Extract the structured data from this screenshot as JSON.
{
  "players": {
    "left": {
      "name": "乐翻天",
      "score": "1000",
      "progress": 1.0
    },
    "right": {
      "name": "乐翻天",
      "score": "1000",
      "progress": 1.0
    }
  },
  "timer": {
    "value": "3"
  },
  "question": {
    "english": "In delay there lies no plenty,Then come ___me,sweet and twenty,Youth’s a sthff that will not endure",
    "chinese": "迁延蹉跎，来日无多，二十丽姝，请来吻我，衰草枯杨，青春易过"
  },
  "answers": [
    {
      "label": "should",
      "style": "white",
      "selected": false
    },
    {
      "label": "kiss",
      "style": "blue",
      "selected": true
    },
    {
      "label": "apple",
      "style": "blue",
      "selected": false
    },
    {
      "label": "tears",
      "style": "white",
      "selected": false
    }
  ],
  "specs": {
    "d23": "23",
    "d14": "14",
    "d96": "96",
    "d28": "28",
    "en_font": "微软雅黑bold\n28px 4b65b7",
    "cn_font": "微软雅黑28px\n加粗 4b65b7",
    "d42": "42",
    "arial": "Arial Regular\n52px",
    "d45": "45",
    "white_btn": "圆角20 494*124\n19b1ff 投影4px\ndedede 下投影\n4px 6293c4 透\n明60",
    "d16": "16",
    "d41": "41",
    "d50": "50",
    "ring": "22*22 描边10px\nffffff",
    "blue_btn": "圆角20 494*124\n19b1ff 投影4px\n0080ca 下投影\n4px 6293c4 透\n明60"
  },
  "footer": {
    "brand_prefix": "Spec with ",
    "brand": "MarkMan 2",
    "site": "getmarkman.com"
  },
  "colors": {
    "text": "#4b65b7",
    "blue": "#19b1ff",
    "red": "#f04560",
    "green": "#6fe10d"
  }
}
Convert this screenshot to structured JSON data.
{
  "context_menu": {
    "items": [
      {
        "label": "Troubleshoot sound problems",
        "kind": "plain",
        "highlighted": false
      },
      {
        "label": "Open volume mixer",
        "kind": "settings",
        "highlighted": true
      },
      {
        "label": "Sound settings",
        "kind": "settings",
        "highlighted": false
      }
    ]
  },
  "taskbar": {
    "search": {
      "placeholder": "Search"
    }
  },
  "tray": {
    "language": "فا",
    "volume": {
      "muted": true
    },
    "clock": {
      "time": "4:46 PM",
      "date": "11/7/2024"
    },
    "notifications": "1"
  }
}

**Short exercise:** Filter lines by "true" and return each hit.

**Full answer:**
      "selected": true
        "highlighted": true
      "muted": true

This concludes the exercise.